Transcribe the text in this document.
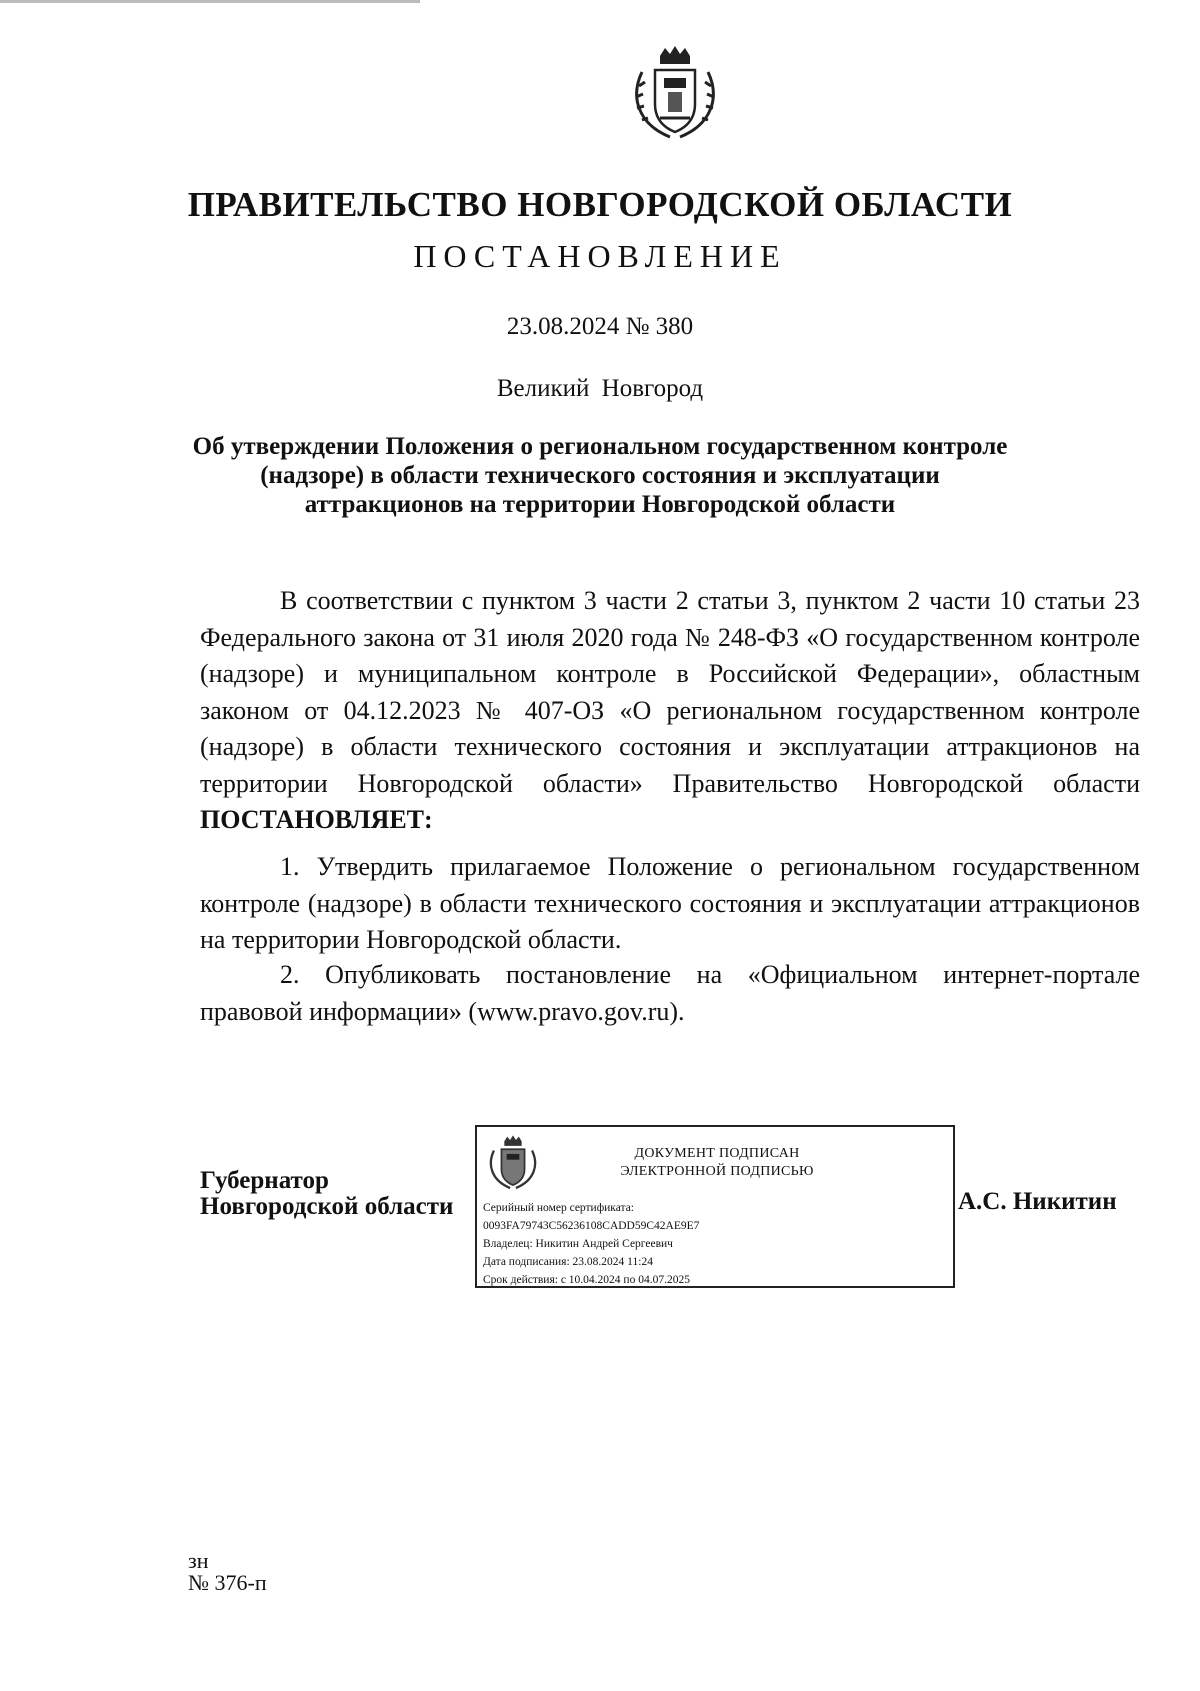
ПРАВИТЕЛЬСТВО НОВГОРОДСКОЙ ОБЛАСТИ
ПОСТАНОВЛЕНИЕ
23.08.2024 № 380
Великий Новгород
Об утверждении Положения о региональном государственном контроле
(надзоре) в области технического состояния и эксплуатации
аттракционов на территории Новгородской области
В соответствии с пунктом 3 части 2 статьи 3, пунктом 2 части 10 статьи 23 Федерального закона от 31 июля 2020 года № 248-ФЗ «О государственном контроле (надзоре) и муниципальном контроле в Российской Федерации», областным законом от 04.12.2023 № 407-ОЗ «О региональном государственном контроле (надзоре) в области технического состояния и эксплуатации аттракционов на территории Новгородской области» Правительство Новгородской области ПОСТАНОВЛЯЕТ:
1. Утвердить прилагаемое Положение о региональном государственном контроле (надзоре) в области технического состояния и эксплуатации аттракционов на территории Новгородской области.
2. Опубликовать постановление на «Официальном интернет-портале правовой информации» (www.pravo.gov.ru).
Губернатор
Новгородской области
ДОКУМЕНТ ПОДПИСАН
ЭЛЕКТРОННОЙ ПОДПИСЬЮ
Серийный номер сертификата:
0093FA79743C56236108CADD59C42AE9E7
Владелец: Никитин Андрей Сергеевич
Дата подписания: 23.08.2024 11:24
Срок действия: с 10.04.2024 по 04.07.2025
А.С. Никитин
зн
№ 376-п
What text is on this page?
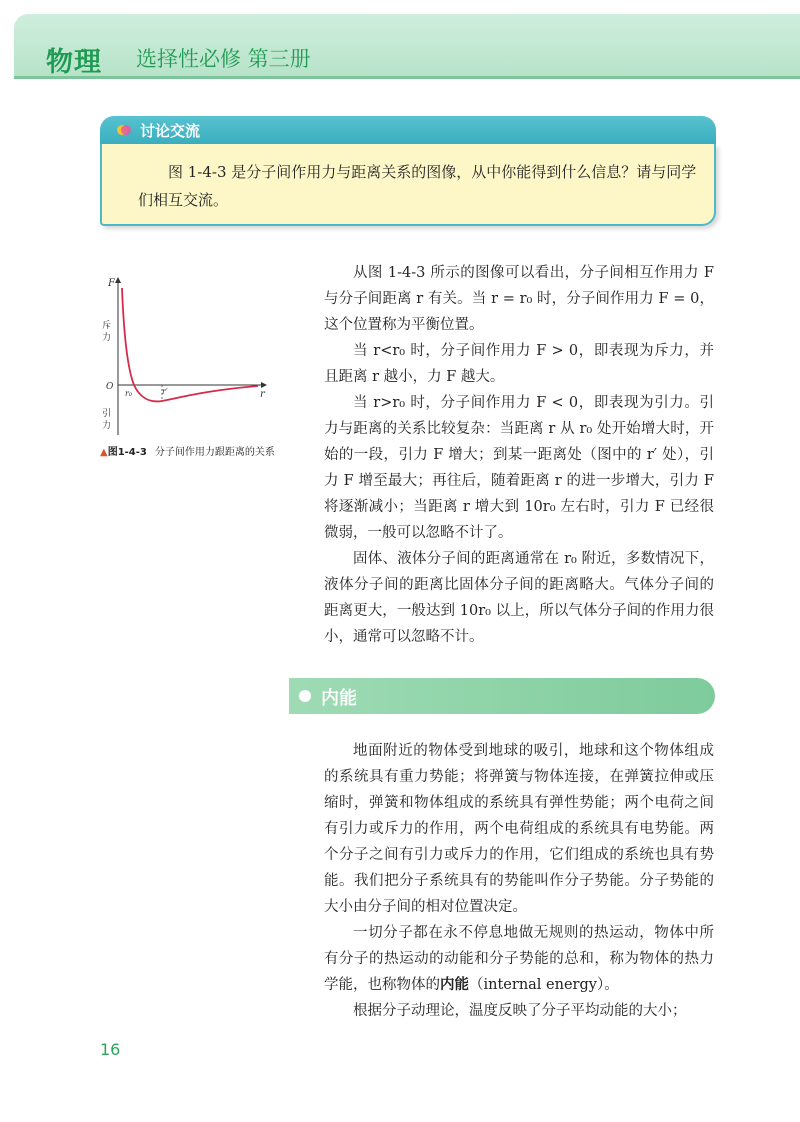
物理 选择性必修 第三册
讨论交流

图 1-4-3 是分子间作用力与距离关系的图像，从中你能得到什么信息？请与同学们相互交流。

F
r
O
斥力
引力
r₀	r′
▲图1-4-3 分子间作用力跟距离的关系

从图 1-4-3 所示的图像可以看出，分子间相互作用力 F 与分子间距离 r 有关。当 r = r₀ 时，分子间作用力 F = 0，这个位置称为平衡位置。

当 r<r₀ 时，分子间作用力 F > 0，即表现为斥力，并且距离 r 越小，力 F 越大。

当 r>r₀ 时，分子间作用力 F < 0，即表现为引力。引力与距离的关系比较复杂：当距离 r 从 r₀ 处开始增大时，开始的一段，引力 F 增大；到某一距离处（图中的 r′ 处），引力 F 增至最大；再往后，随着距离 r 的进一步增大，引力 F 将逐渐减小；当距离 r 增大到 10r₀ 左右时，引力 F 已经很微弱，一般可以忽略不计了。

固体、液体分子间的距离通常在 r₀ 附近，多数情况下，液体分子间的距离比固体分子间的距离略大。气体分子间的距离更大，一般达到 10r₀ 以上，所以气体分子间的作用力很小，通常可以忽略不计。

内能

地面附近的物体受到地球的吸引，地球和这个物体组成的系统具有重力势能；将弹簧与物体连接，在弹簧拉伸或压缩时，弹簧和物体组成的系统具有弹性势能；两个电荷之间有引力或斥力的作用，两个电荷组成的系统具有电势能。两个分子之间有引力或斥力的作用，它们组成的系统也具有势能。我们把分子系统具有的势能叫作分子势能。分子势能的大小由分子间的相对位置决定。

一切分子都在永不停息地做无规则的热运动，物体中所有分子的热运动的动能和分子势能的总和，称为物体的热力学能，也称物体的内能（internal energy）。

根据分子动理论，温度反映了分子平均动能的大小；

16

=====

■ Your instructions
In the entries above, identify every line with the word "региональном". Copy those lines.

■ Full output
Об утверждении Положения о региональном государственном контроле
В соответствии с пунктом 3 части 2 статьи 3, пунктом 2 части 10 статьи 23 Федерального закона от 31 июля 2020 года № 248-ФЗ «О государственном контроле (надзоре) и муниципальном контроле в Российской Федерации», областным законом от 04.12.2023 № 407-ОЗ «О региональном государственном контроле (надзоре) в области технического состояния и эксплуатации аттракционов на территории Новгородской области» Правительство Новгородской области ПОСТАНОВЛЯЕТ:
1. Утвердить прилагаемое Положение о региональном государственном контроле (надзоре) в области технического состояния и эксплуатации аттракционов на территории Новгородской области.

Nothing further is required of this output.